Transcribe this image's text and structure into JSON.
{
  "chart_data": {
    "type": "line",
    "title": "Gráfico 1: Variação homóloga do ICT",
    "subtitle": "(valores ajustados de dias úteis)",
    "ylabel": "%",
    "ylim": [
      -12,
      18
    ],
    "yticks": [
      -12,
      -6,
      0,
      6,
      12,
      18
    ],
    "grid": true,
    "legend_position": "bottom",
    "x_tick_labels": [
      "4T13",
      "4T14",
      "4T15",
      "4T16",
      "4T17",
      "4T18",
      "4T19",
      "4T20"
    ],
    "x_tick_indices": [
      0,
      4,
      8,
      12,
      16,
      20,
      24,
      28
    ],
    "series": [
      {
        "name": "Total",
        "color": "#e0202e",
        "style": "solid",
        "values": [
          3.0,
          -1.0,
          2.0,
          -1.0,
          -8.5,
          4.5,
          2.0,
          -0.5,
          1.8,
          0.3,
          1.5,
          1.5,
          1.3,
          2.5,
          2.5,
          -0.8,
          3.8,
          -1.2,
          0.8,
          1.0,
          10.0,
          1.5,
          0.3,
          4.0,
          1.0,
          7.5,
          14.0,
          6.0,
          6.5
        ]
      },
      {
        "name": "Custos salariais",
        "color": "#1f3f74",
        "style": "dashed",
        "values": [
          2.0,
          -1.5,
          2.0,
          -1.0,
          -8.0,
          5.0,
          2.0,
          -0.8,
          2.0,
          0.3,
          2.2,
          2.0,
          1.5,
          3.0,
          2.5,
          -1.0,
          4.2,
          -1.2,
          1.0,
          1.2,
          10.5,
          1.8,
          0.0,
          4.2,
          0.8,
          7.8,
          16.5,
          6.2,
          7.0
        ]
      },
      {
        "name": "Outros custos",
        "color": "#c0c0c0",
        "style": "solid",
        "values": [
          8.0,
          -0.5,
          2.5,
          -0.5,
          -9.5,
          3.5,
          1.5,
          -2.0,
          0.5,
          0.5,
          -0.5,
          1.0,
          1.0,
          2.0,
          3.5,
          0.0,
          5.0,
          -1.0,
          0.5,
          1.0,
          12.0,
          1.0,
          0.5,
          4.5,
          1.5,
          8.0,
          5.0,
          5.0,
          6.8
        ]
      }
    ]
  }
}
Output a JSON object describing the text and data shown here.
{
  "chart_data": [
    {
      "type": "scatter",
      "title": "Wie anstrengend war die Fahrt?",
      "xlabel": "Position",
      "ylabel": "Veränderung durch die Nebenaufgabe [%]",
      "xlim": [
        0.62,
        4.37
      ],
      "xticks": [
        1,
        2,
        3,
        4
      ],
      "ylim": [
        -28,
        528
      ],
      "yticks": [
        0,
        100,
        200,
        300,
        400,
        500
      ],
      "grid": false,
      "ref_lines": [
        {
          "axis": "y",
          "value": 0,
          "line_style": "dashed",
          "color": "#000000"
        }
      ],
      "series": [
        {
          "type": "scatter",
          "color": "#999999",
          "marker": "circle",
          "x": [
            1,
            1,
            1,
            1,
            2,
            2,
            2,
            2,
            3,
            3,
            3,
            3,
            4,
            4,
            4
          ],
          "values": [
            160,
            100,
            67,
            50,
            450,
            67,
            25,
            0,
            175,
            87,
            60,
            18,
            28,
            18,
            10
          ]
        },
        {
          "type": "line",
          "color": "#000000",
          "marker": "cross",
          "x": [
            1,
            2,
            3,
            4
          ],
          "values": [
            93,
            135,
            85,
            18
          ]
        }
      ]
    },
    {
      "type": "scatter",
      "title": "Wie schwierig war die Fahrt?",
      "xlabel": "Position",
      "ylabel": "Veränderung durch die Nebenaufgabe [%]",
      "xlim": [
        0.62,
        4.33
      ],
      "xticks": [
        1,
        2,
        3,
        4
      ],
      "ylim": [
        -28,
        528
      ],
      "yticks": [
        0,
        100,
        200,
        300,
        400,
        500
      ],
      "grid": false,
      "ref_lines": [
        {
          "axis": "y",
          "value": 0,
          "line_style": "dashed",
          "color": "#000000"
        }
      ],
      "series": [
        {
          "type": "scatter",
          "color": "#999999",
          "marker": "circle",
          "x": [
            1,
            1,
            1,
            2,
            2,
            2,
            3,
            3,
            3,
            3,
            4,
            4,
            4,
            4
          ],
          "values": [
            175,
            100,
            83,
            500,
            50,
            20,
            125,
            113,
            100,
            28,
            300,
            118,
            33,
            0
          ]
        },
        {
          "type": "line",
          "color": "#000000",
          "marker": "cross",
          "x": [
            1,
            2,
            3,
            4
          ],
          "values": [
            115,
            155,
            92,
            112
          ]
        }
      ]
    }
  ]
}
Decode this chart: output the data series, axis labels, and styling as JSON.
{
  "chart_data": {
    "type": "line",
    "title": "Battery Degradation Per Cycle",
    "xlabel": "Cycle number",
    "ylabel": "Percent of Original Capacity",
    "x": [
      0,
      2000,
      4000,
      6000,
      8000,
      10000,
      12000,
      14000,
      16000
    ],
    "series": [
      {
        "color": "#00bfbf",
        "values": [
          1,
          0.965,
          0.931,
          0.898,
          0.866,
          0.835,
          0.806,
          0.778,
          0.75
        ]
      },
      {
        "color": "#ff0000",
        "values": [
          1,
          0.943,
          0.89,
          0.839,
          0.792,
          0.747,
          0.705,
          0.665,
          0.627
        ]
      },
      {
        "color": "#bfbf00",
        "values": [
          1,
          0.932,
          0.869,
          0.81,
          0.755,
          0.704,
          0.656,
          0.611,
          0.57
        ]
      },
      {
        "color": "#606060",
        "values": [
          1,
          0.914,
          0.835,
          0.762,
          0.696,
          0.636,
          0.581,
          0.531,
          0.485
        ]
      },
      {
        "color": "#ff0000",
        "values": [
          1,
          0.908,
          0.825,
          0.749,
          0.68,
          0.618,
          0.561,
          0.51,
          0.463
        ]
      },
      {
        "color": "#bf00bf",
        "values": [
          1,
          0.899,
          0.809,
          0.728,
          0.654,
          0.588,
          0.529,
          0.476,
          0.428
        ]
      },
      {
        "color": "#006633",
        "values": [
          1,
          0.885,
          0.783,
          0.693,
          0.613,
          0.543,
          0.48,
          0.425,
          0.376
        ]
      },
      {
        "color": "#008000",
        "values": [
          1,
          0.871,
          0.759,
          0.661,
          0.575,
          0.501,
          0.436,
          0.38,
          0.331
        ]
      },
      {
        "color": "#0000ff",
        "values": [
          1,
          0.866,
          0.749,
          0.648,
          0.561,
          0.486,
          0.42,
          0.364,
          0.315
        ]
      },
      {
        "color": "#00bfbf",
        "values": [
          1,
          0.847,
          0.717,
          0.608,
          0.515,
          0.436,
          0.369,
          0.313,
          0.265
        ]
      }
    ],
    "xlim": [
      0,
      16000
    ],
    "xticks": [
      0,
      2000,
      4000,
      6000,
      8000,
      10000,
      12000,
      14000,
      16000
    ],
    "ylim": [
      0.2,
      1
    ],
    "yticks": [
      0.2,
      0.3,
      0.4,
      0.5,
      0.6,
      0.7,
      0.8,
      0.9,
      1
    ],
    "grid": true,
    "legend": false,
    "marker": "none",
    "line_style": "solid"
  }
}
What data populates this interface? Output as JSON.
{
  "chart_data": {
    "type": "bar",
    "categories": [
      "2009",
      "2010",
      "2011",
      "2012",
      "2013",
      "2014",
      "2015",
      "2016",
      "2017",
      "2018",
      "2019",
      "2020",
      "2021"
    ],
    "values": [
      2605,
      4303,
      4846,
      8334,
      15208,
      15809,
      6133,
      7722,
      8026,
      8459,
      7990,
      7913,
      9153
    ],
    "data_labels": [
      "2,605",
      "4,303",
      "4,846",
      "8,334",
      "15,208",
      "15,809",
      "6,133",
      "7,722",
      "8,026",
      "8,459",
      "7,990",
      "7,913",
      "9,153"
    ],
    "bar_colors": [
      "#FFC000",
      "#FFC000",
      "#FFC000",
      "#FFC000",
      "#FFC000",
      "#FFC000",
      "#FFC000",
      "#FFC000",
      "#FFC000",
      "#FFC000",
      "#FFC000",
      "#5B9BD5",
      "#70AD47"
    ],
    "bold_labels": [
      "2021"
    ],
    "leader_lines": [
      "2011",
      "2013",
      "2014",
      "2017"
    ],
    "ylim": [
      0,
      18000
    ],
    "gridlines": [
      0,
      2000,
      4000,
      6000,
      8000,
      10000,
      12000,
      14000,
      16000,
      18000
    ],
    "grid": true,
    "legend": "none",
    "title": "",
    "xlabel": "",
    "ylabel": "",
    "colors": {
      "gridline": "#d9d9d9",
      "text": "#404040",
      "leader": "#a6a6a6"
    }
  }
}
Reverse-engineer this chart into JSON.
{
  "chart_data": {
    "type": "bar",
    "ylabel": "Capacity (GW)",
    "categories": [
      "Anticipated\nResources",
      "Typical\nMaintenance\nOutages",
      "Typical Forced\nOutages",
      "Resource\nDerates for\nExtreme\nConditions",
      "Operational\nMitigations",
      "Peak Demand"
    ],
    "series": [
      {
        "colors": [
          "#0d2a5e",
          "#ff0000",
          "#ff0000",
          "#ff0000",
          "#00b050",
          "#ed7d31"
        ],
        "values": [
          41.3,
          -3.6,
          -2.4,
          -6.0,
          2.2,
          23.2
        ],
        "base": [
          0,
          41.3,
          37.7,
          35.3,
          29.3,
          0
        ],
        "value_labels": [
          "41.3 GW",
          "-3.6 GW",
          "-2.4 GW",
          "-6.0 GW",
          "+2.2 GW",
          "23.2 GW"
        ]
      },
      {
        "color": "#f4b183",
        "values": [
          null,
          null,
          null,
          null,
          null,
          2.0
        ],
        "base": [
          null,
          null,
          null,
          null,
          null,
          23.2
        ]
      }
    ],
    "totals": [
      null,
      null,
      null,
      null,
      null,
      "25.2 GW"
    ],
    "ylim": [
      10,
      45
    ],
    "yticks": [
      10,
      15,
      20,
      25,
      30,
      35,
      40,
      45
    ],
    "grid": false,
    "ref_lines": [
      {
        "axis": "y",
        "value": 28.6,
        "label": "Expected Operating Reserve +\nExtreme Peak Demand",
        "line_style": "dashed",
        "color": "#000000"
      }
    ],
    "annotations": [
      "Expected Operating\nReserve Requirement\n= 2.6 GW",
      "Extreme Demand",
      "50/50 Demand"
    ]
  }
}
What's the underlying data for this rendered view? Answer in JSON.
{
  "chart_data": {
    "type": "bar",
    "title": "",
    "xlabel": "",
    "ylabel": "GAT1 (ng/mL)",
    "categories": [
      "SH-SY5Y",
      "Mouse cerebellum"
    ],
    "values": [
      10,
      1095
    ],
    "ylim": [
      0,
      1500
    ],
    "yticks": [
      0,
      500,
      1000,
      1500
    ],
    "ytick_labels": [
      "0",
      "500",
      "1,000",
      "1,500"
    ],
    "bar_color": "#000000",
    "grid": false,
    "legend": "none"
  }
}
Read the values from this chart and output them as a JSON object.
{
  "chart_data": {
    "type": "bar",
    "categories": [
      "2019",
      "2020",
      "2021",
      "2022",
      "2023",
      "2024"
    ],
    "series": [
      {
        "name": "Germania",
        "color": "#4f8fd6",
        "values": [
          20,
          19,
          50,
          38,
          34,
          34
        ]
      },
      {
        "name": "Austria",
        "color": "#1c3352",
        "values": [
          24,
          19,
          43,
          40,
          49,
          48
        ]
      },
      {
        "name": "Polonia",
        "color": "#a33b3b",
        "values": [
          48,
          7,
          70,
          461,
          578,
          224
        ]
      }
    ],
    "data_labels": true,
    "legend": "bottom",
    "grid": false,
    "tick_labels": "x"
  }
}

-------

Set exercise: Count how many lines include the string "bottom". Nothing but the number is needed.

Written answer: 2